Required work: Exactly reproduce all the records, keeping pictures out of the copy.

<<<<

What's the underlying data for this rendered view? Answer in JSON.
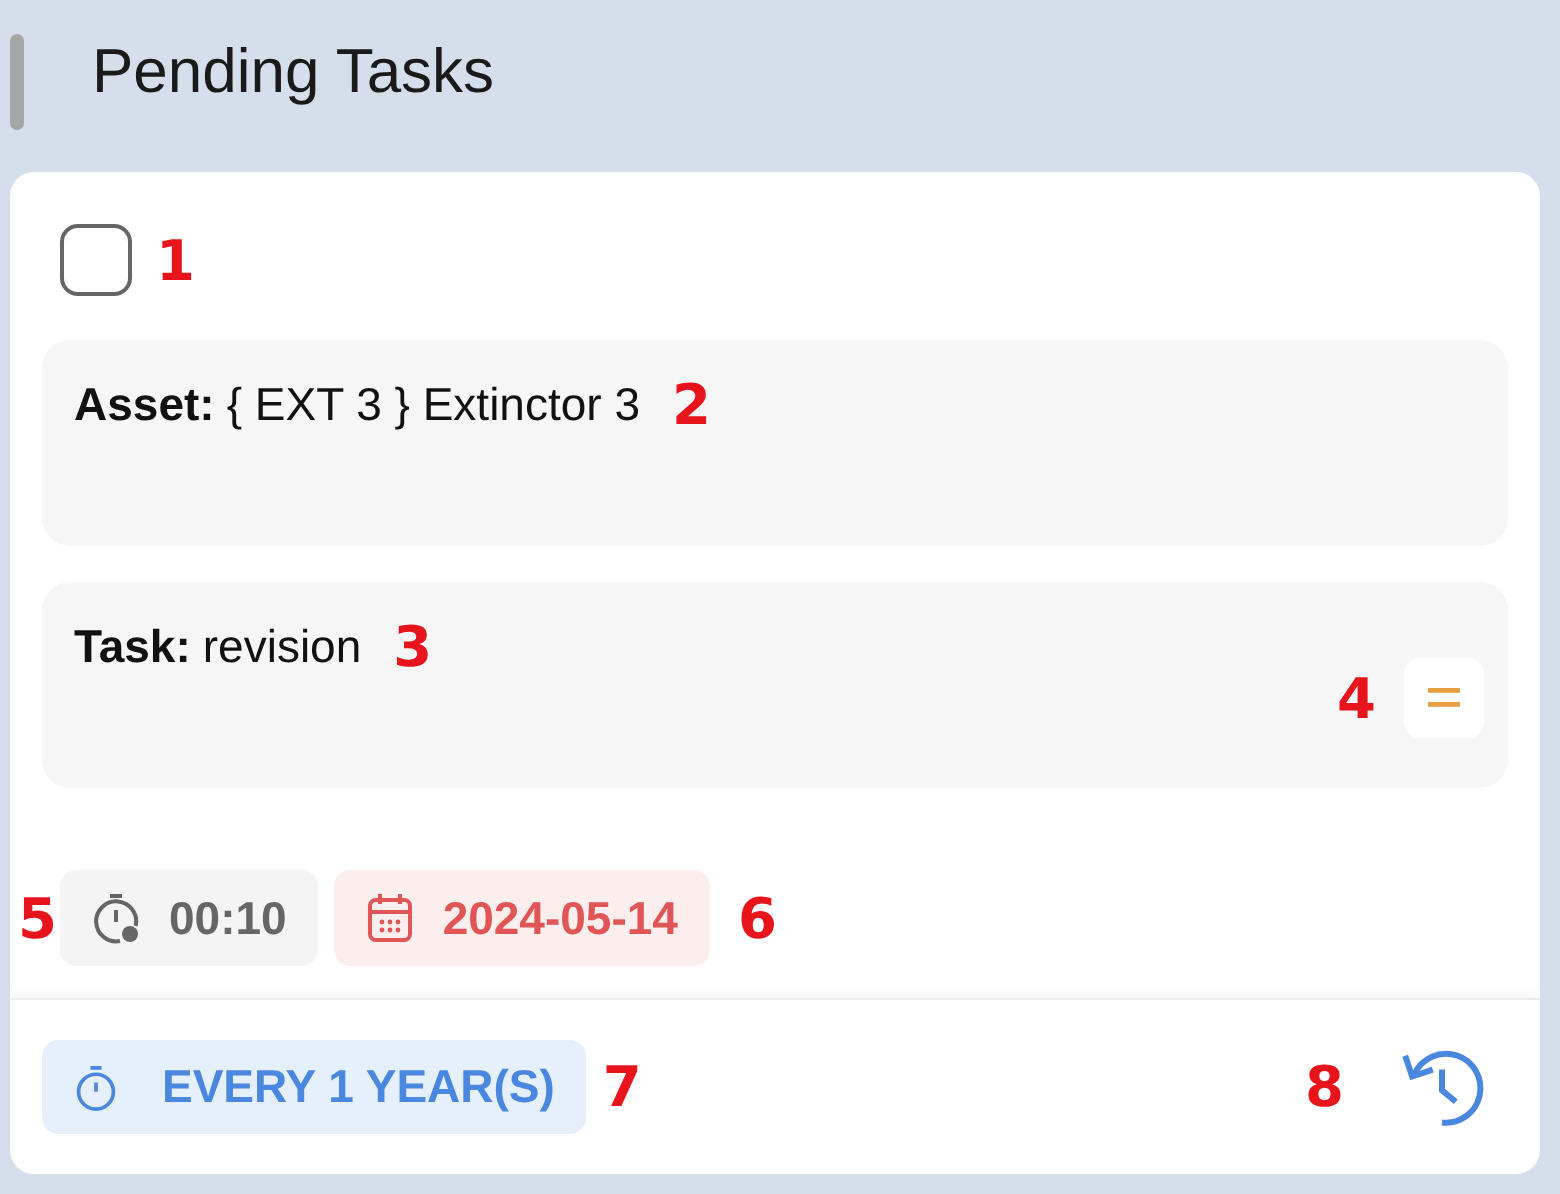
{
  "header": {
    "title": "Pending Tasks"
  },
  "task_card": {
    "checkbox": {
      "checked": false
    },
    "asset": {
      "label": "Asset:",
      "value": "{ EXT 3 } Extinctor 3"
    },
    "task": {
      "label": "Task:",
      "value": "revision"
    },
    "duration": "00:10",
    "due_date": "2024-05-14",
    "recurrence": "EVERY 1 YEAR(S)"
  },
  "callouts": [
    "1",
    "2",
    "3",
    "4",
    "5",
    "6",
    "7",
    "8"
  ]
}
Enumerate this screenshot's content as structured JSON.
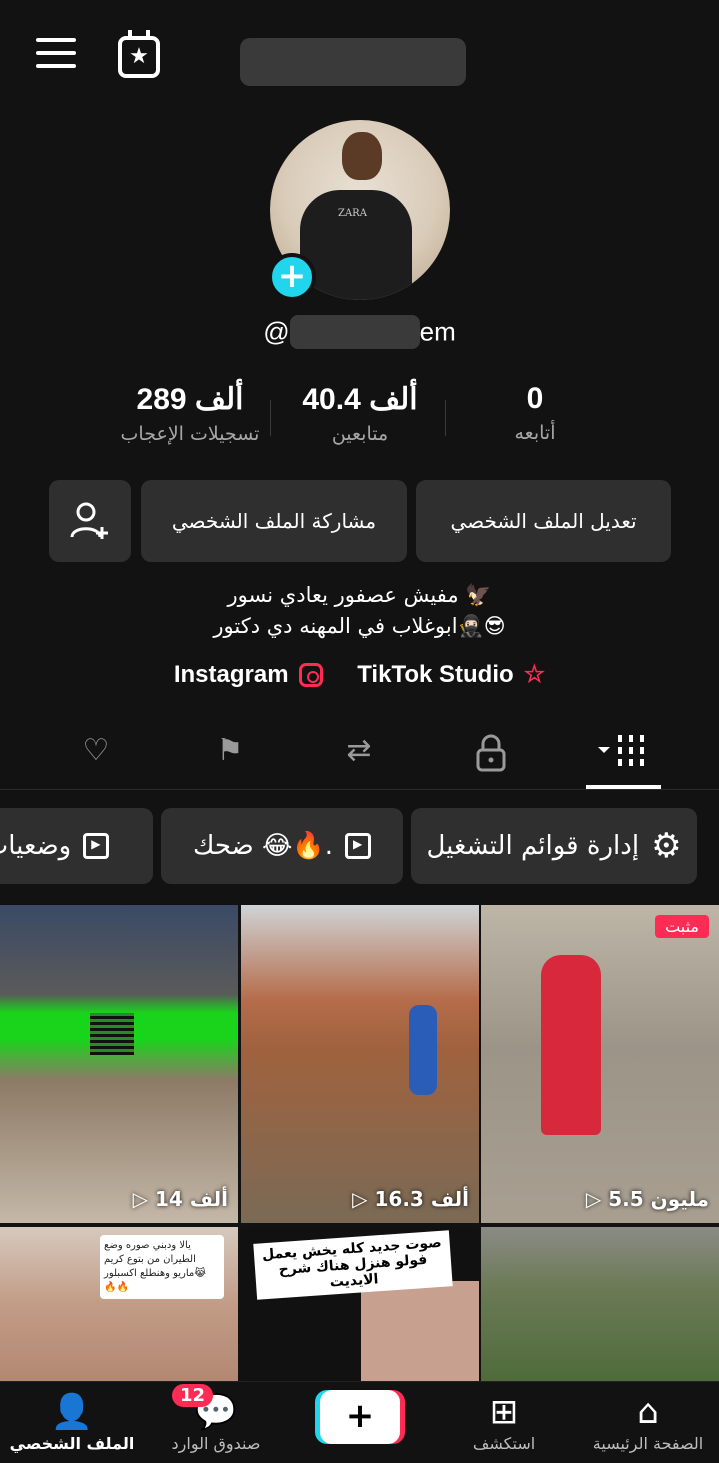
{
  "profile": {
    "username_suffix": "em",
    "at": "@",
    "avatar_shirt_text": "ZARA"
  },
  "stats": {
    "likes": {
      "value": "289 ألف",
      "label": "تسجيلات الإعجاب"
    },
    "followers": {
      "value": "40.4 ألف",
      "label": "متابعين"
    },
    "following": {
      "value": "0",
      "label": "أتابعه"
    }
  },
  "buttons": {
    "edit_profile": "تعديل الملف الشخصي",
    "share_profile": "مشاركة الملف الشخصي"
  },
  "bio": {
    "line1": "مفيش عصفور يعادي نسور 🦅",
    "line2": "ابوغلاب في المهنه دي دكتور🥷🏻😎"
  },
  "links": {
    "instagram": "Instagram",
    "studio": "TikTok Studio"
  },
  "playlists": {
    "manage": "إدارة قوائم التشغيل",
    "laugh": "ضحك 😂🔥.",
    "statuses": "وضعيات"
  },
  "videos": [
    {
      "views": "5.5 مليون",
      "pinned": "مثبت"
    },
    {
      "views": "16.3 ألف"
    },
    {
      "views": "14 ألف"
    },
    {
      "caption": ""
    },
    {
      "caption": "صوت جديد كله يخش يعمل فولو هنزل هناك شرح الايديت"
    },
    {
      "caption": "يالا ودبني صوره وضع الطيران من بتوع كريم ماريو وهنطلع اكسبلور😹 🔥🔥"
    }
  ],
  "nav": {
    "home": "الصفحة الرئيسية",
    "discover": "استكشف",
    "inbox": "صندوق الوارد",
    "inbox_badge": "12",
    "profile": "الملف الشخصي"
  }
}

>>>>

Exercise response:
What's the underlying data for this rendered view? Answer in JSON.
{
  "header": {
    "title": "Pending Tasks"
  },
  "task_card": {
    "checkbox": {
      "checked": false
    },
    "asset": {
      "label": "Asset:",
      "value": "{ EXT 3 } Extinctor 3"
    },
    "task": {
      "label": "Task:",
      "value": "revision"
    },
    "duration": "00:10",
    "due_date": "2024-05-14",
    "recurrence": "EVERY 1 YEAR(S)"
  },
  "callouts": [
    "1",
    "2",
    "3",
    "4",
    "5",
    "6",
    "7",
    "8"
  ]
}
Enumerate this screenshot's content as structured JSON.
{
  "profile": {
    "username_suffix": "em",
    "at": "@",
    "avatar_shirt_text": "ZARA"
  },
  "stats": {
    "likes": {
      "value": "289 ألف",
      "label": "تسجيلات الإعجاب"
    },
    "followers": {
      "value": "40.4 ألف",
      "label": "متابعين"
    },
    "following": {
      "value": "0",
      "label": "أتابعه"
    }
  },
  "buttons": {
    "edit_profile": "تعديل الملف الشخصي",
    "share_profile": "مشاركة الملف الشخصي"
  },
  "bio": {
    "line1": "مفيش عصفور يعادي نسور 🦅",
    "line2": "ابوغلاب في المهنه دي دكتور🥷🏻😎"
  },
  "links": {
    "instagram": "Instagram",
    "studio": "TikTok Studio"
  },
  "playlists": {
    "manage": "إدارة قوائم التشغيل",
    "laugh": "ضحك 😂🔥.",
    "statuses": "وضعيات"
  },
  "videos": [
    {
      "views": "5.5 مليون",
      "pinned": "مثبت"
    },
    {
      "views": "16.3 ألف"
    },
    {
      "views": "14 ألف"
    },
    {
      "caption": ""
    },
    {
      "caption": "صوت جديد كله يخش يعمل فولو هنزل هناك شرح الايديت"
    },
    {
      "caption": "يالا ودبني صوره وضع الطيران من بتوع كريم ماريو وهنطلع اكسبلور😹 🔥🔥"
    }
  ],
  "nav": {
    "home": "الصفحة الرئيسية",
    "discover": "استكشف",
    "inbox": "صندوق الوارد",
    "inbox_badge": "12",
    "profile": "الملف الشخصي"
  }
}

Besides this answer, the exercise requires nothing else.